• Brief:
Reproduce all the entries exactly.

• Extracted entries:
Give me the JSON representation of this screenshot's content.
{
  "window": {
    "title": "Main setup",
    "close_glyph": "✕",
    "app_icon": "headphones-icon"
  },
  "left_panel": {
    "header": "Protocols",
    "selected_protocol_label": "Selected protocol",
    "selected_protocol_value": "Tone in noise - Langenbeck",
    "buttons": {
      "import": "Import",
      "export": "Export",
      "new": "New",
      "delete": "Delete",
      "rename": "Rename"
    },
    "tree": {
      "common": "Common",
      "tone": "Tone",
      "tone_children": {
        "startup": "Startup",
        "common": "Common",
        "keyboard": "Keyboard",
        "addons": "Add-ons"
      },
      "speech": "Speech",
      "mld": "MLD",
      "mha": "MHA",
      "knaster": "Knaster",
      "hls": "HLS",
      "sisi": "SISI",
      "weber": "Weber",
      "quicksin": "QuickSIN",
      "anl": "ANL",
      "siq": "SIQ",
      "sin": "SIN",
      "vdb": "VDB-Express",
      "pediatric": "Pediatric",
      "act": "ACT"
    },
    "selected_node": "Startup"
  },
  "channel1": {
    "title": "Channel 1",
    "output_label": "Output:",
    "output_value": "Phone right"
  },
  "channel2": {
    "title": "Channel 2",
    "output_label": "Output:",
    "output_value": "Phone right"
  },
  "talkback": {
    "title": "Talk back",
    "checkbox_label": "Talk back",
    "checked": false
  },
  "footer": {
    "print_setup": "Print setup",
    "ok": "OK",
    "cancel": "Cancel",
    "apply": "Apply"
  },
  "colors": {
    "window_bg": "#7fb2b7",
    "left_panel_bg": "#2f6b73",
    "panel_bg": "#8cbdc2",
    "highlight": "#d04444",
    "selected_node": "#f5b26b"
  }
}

• Exercise output:
Give me the JSON representation of this screenshot's content.
{
  "window": {
    "title": "Main setup",
    "close_glyph": "✕",
    "app_icon": "headphones-icon"
  },
  "left_panel": {
    "header": "Protocols",
    "selected_protocol_label": "Selected protocol",
    "selected_protocol_value": "Tone in noise - Langenbeck",
    "buttons": {
      "import": "Import",
      "export": "Export",
      "new": "New",
      "delete": "Delete",
      "rename": "Rename"
    },
    "tree": {
      "common": "Common",
      "tone": "Tone",
      "tone_children": {
        "startup": "Startup",
        "common": "Common",
        "keyboard": "Keyboard",
        "addons": "Add-ons"
      },
      "speech": "Speech",
      "mld": "MLD",
      "mha": "MHA",
      "knaster": "Knaster",
      "hls": "HLS",
      "sisi": "SISI",
      "weber": "Weber",
      "quicksin": "QuickSIN",
      "anl": "ANL",
      "siq": "SIQ",
      "sin": "SIN",
      "vdb": "VDB-Express",
      "pediatric": "Pediatric",
      "act": "ACT"
    },
    "selected_node": "Startup"
  },
  "channel1": {
    "title": "Channel 1",
    "output_label": "Output:",
    "output_value": "Phone right"
  },
  "channel2": {
    "title": "Channel 2",
    "output_label": "Output:",
    "output_value": "Phone right"
  },
  "talkback": {
    "title": "Talk back",
    "checkbox_label": "Talk back",
    "checked": false
  },
  "footer": {
    "print_setup": "Print setup",
    "ok": "OK",
    "cancel": "Cancel",
    "apply": "Apply"
  },
  "colors": {
    "window_bg": "#7fb2b7",
    "left_panel_bg": "#2f6b73",
    "panel_bg": "#8cbdc2",
    "highlight": "#d04444",
    "selected_node": "#f5b26b"
  }
}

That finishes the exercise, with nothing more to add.